[A block of data]
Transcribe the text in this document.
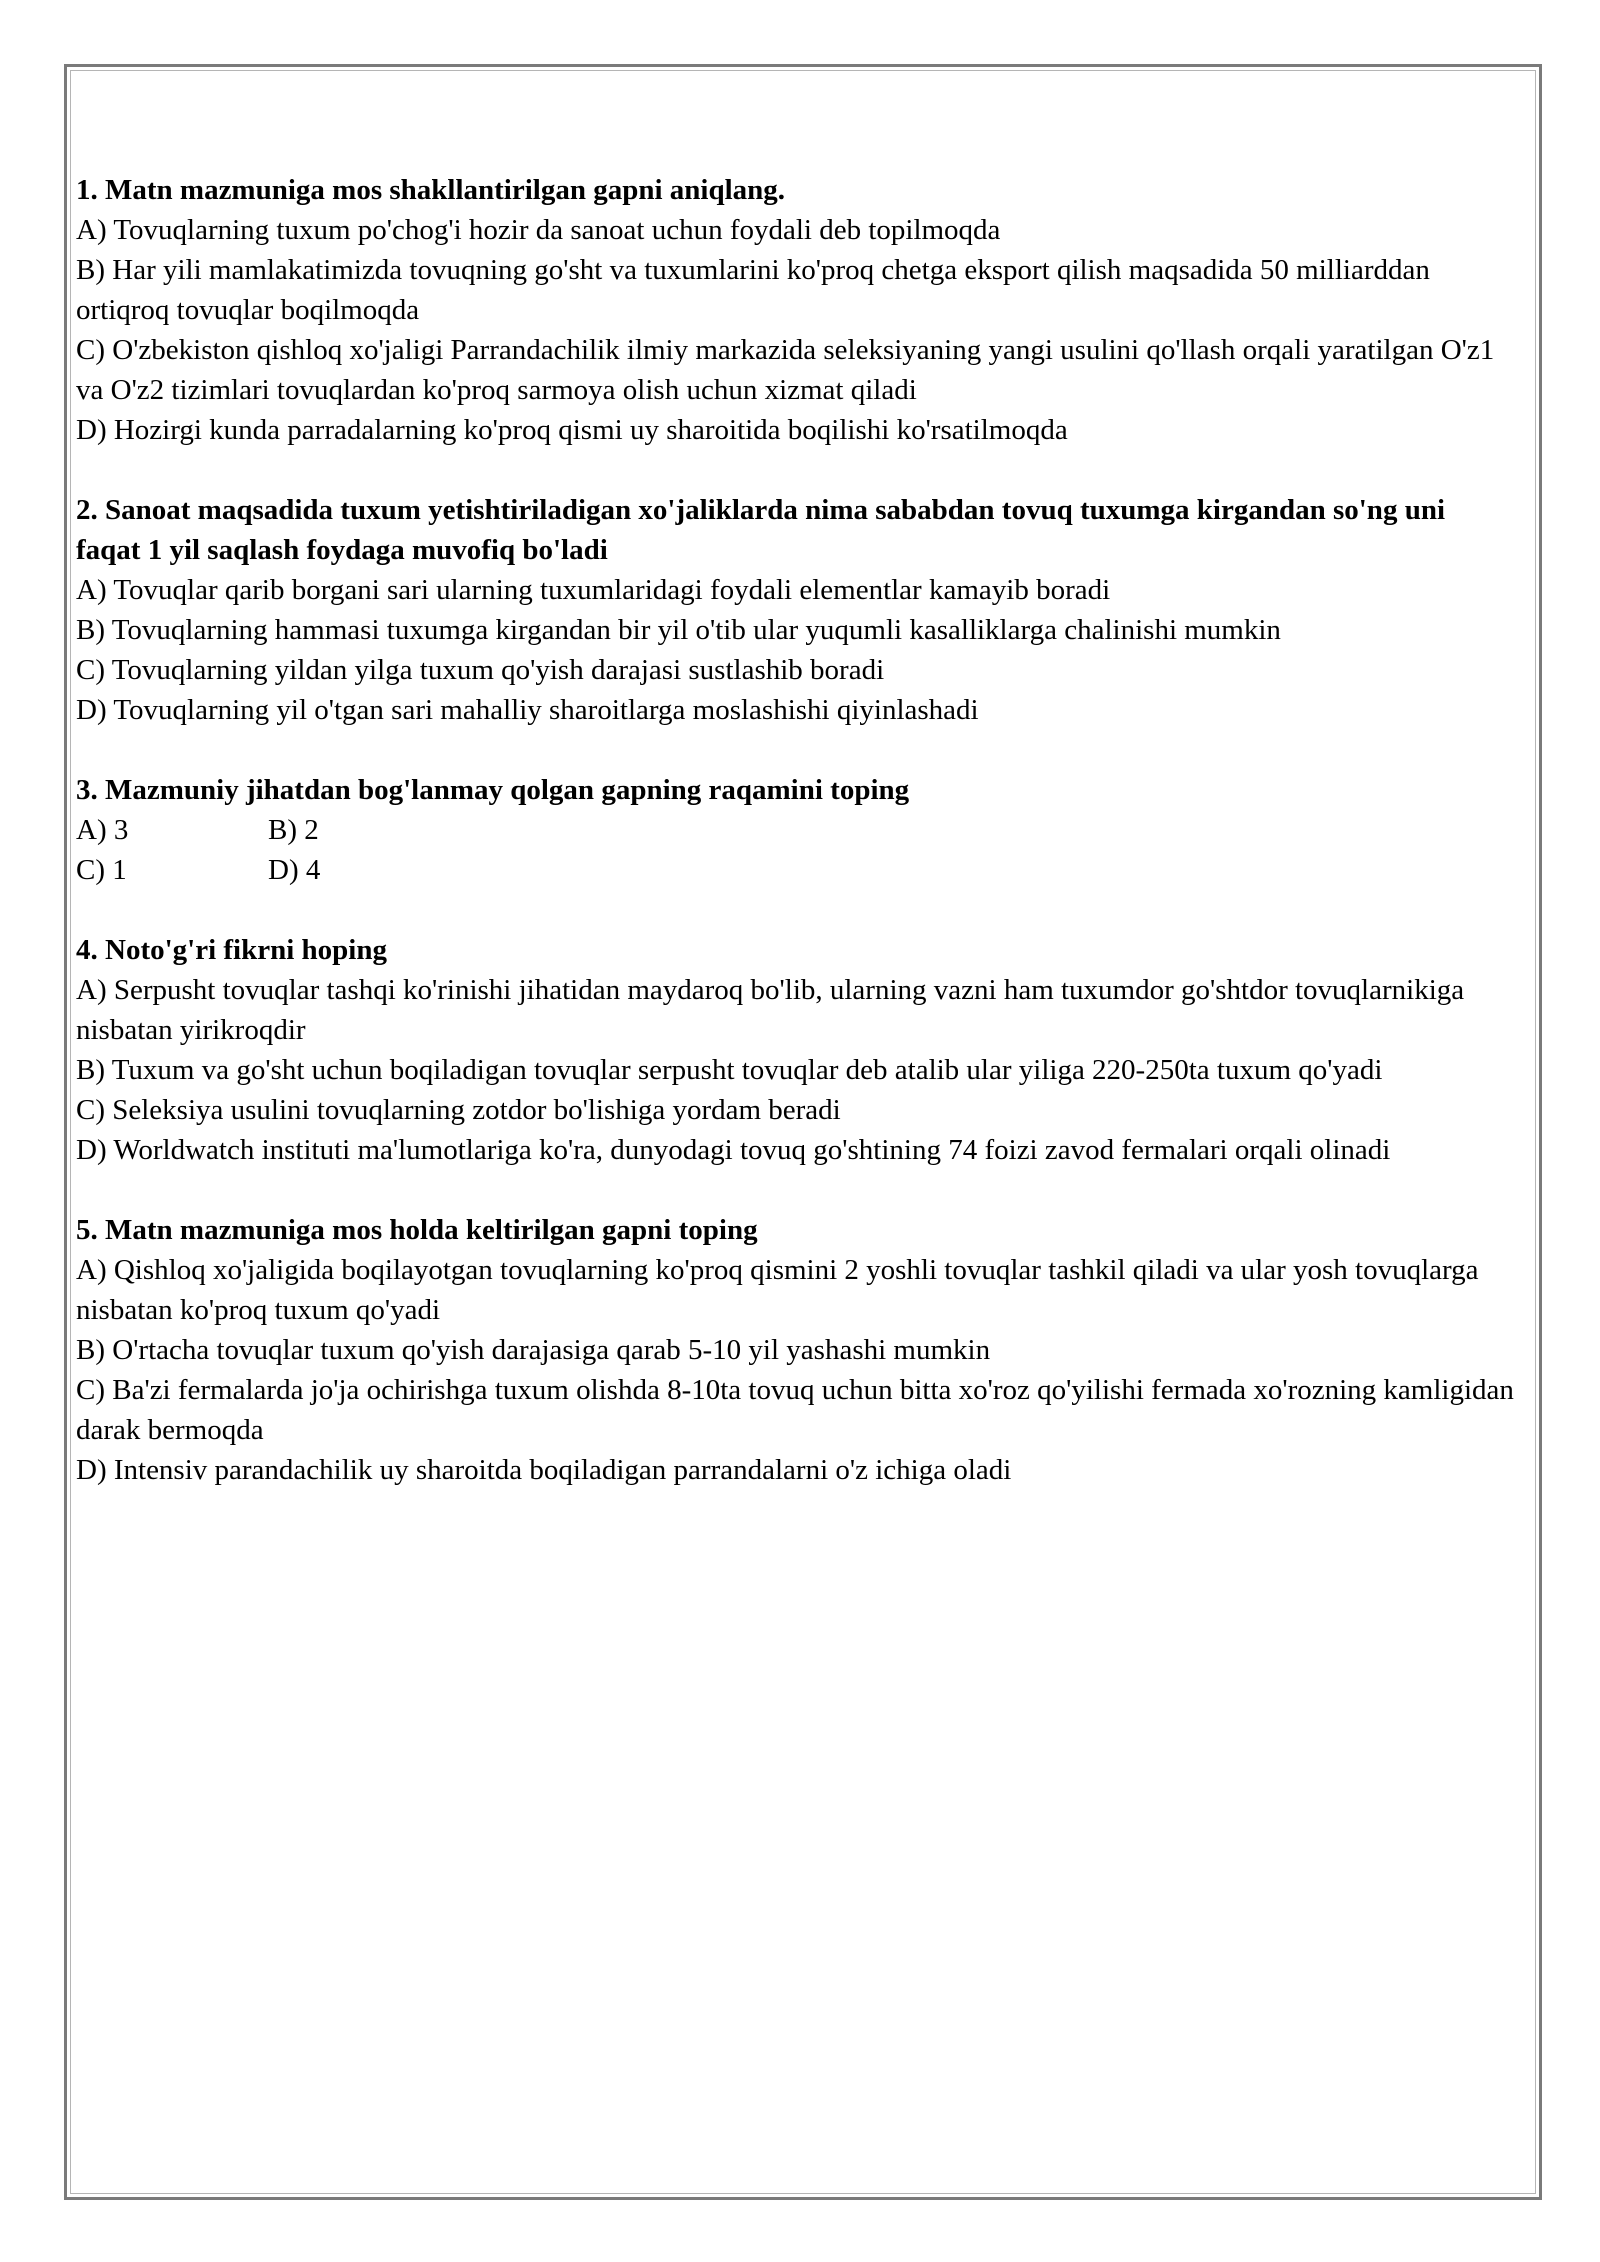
1. Matn mazmuniga mos shakllantirilgan gapni aniqlang.

A) Tovuqlarning tuxum po'chog'i hozir da sanoat uchun foydali deb topilmoqda

B) Har yili mamlakatimizda tovuqning go'sht va tuxumlarini ko'proq chetga eksport qilish maqsadida 50 milliarddan ortiqroq tovuqlar boqilmoqda

C) O'zbekiston qishloq xo'jaligi Parrandachilik ilmiy markazida seleksiyaning yangi usulini qo'llash orqali yaratilgan O'z1 va O'z2 tizimlari tovuqlardan ko'proq sarmoya olish uchun xizmat qiladi

D) Hozirgi kunda parradalarning ko'proq qismi uy sharoitida boqilishi ko'rsatilmoqda

2. Sanoat maqsadida tuxum yetishtiriladigan xo'jaliklarda nima sababdan tovuq tuxumga kirgandan so'ng uni faqat 1 yil saqlash foydaga muvofiq bo'ladi

A) Tovuqlar qarib borgani sari ularning tuxumlaridagi foydali elementlar kamayib boradi

B) Tovuqlarning hammasi tuxumga kirgandan bir yil o'tib ular yuqumli kasalliklarga chalinishi mumkin

C) Tovuqlarning yildan yilga tuxum qo'yish darajasi sustlashib boradi

D) Tovuqlarning yil o'tgan sari mahalliy sharoitlarga moslashishi qiyinlashadi

3. Mazmuniy jihatdan bog'lanmay qolgan gapning raqamini toping

A) 3	B) 2
C) 1	D) 4

4. Noto'g'ri fikrni hoping

A) Serpusht tovuqlar tashqi ko'rinishi jihatidan maydaroq bo'lib, ularning vazni ham tuxumdor go'shtdor tovuqlarnikiga nisbatan yirikroqdir

B) Tuxum va go'sht uchun boqiladigan tovuqlar serpusht tovuqlar deb atalib ular yiliga 220-250ta tuxum qo'yadi

C) Seleksiya usulini tovuqlarning zotdor bo'lishiga yordam beradi

D) Worldwatch instituti ma'lumotlariga ko'ra, dunyodagi tovuq go'shtining 74 foizi zavod fermalari orqali olinadi

5. Matn mazmuniga mos holda keltirilgan gapni toping

A) Qishloq xo'jaligida boqilayotgan tovuqlarning ko'proq qismini 2 yoshli tovuqlar tashkil qiladi va ular yosh tovuqlarga nisbatan ko'proq tuxum qo'yadi

B) O'rtacha tovuqlar tuxum qo'yish darajasiga qarab 5-10 yil yashashi mumkin

C) Ba'zi fermalarda jo'ja ochirishga tuxum olishda 8-10ta tovuq uchun bitta xo'roz qo'yilishi fermada xo'rozning kamligidan darak bermoqda

D) Intensiv parandachilik uy sharoitda boqiladigan parrandalarni o'z ichiga oladi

EXERCISE TASK:
Exactly how many lines of the material contain the word "usulini"? Write the number alone.

TASK SOLUTION:
2